▶ _Data extract_
* * * * * * * * *
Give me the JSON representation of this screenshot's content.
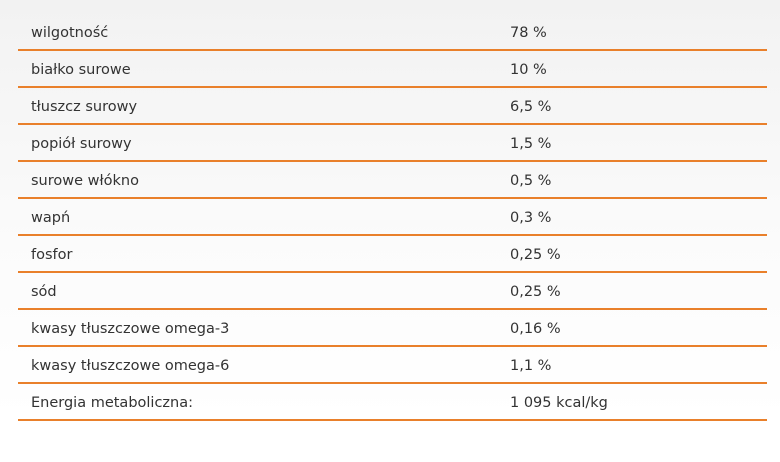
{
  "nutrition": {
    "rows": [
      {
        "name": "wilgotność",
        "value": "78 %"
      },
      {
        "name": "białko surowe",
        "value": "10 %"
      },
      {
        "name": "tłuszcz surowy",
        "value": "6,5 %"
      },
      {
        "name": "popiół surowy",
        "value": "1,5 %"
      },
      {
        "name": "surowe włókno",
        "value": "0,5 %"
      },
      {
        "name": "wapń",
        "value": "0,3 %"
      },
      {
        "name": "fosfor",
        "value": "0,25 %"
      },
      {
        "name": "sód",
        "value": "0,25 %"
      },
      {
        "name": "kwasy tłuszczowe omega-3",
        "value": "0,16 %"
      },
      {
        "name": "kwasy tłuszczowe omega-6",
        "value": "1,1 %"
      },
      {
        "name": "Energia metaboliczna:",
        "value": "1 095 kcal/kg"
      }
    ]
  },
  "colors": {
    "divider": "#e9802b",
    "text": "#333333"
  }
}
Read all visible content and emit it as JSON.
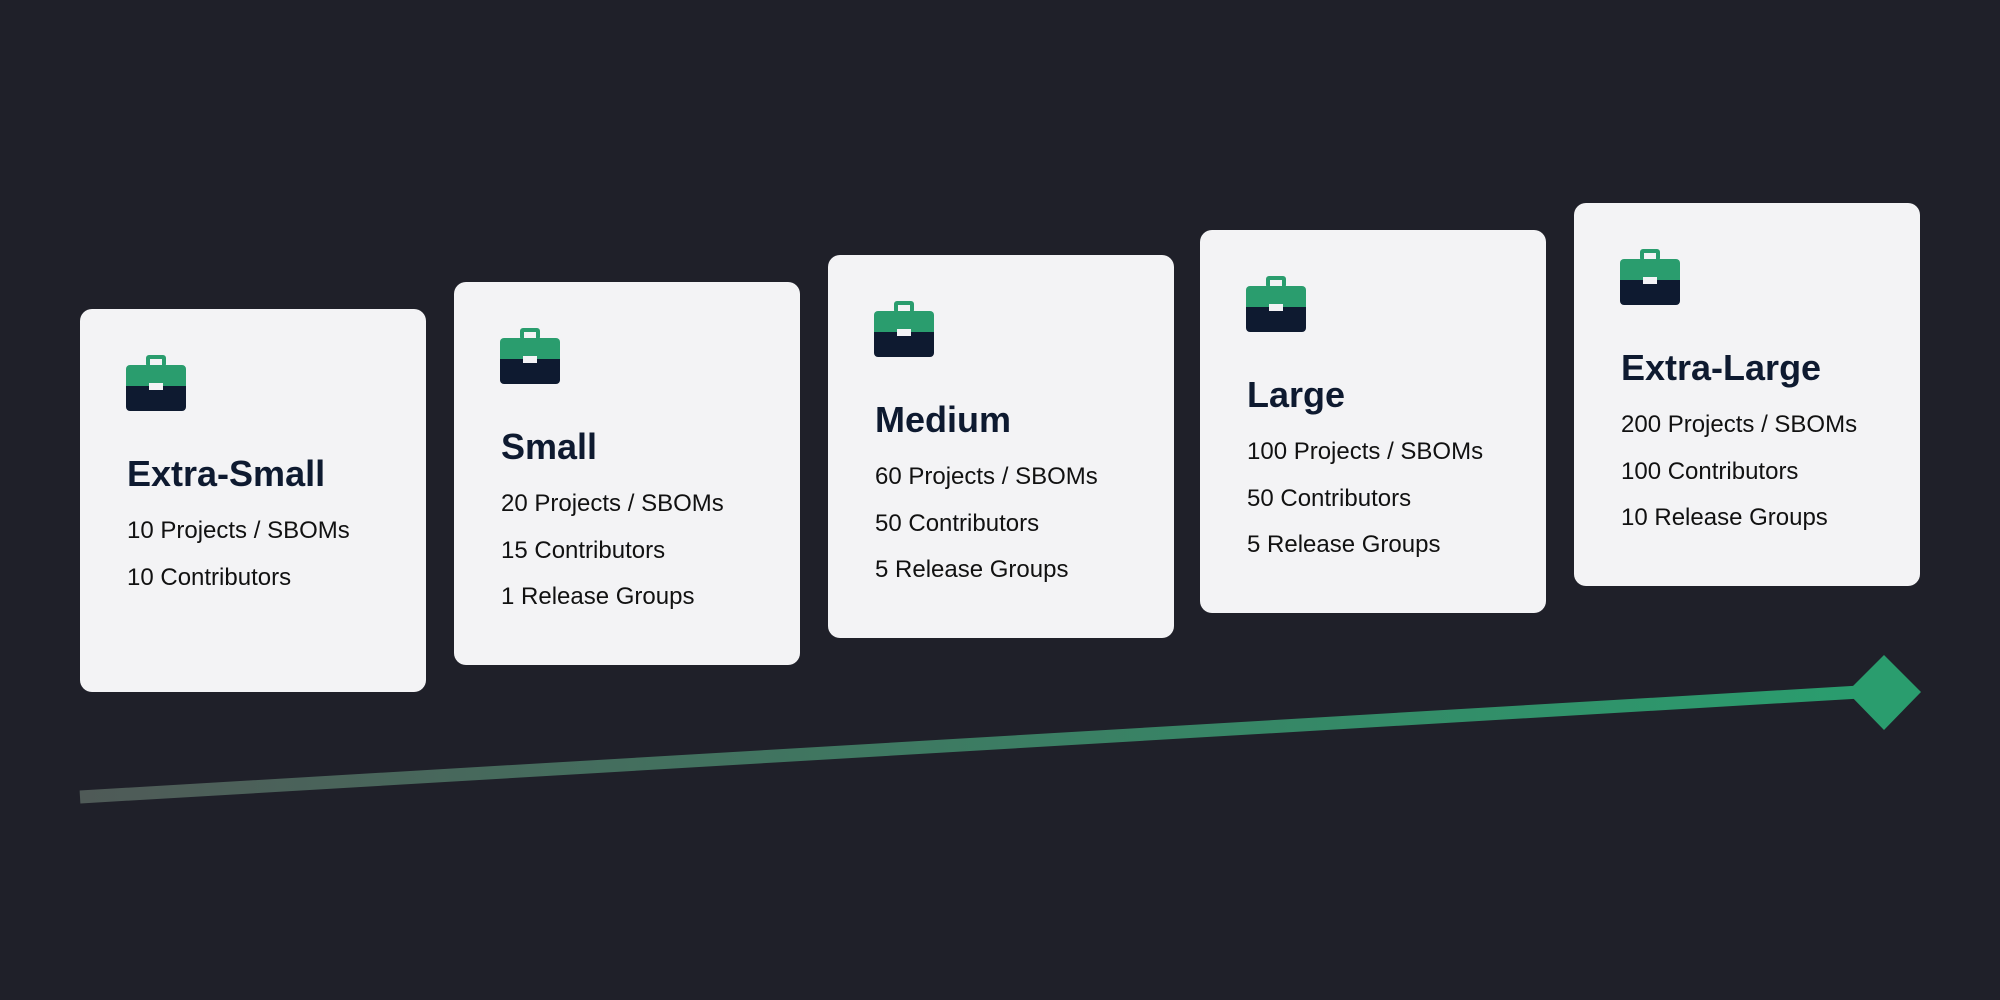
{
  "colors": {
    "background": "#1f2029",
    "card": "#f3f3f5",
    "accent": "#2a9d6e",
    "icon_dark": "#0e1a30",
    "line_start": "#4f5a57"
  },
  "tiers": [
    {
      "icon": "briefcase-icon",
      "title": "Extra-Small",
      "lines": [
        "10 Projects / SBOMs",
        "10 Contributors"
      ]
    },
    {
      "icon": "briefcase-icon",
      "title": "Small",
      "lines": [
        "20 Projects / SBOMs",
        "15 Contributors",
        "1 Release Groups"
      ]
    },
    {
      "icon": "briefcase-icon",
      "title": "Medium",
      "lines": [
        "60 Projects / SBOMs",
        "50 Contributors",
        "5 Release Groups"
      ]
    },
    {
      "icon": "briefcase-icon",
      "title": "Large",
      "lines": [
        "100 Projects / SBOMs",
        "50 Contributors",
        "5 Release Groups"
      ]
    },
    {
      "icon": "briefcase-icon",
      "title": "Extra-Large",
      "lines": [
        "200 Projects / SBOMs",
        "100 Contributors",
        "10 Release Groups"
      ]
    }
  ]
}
* * * * * * * * *
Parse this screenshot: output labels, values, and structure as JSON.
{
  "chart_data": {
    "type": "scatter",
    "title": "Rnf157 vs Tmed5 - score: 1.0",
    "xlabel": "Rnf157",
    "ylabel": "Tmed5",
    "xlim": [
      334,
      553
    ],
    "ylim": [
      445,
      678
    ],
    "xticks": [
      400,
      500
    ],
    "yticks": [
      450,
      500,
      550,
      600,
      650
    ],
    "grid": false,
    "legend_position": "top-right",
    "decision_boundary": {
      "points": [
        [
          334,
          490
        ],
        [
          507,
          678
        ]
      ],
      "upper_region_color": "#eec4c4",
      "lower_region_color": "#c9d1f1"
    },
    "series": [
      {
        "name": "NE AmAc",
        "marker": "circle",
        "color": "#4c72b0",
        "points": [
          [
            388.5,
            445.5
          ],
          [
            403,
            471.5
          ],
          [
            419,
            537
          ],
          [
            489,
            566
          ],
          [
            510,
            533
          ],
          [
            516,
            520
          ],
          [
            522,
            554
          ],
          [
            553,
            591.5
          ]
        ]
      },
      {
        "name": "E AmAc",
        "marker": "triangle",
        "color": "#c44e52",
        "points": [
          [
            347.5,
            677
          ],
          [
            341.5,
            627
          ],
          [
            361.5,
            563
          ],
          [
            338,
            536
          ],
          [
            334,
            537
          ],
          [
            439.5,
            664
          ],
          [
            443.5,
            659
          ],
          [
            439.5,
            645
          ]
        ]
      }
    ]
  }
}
* * * * * * * * *
▶ _Challenge_
Your answer should be only the number of lines that hold the word "omega".

▶ _Task output_
2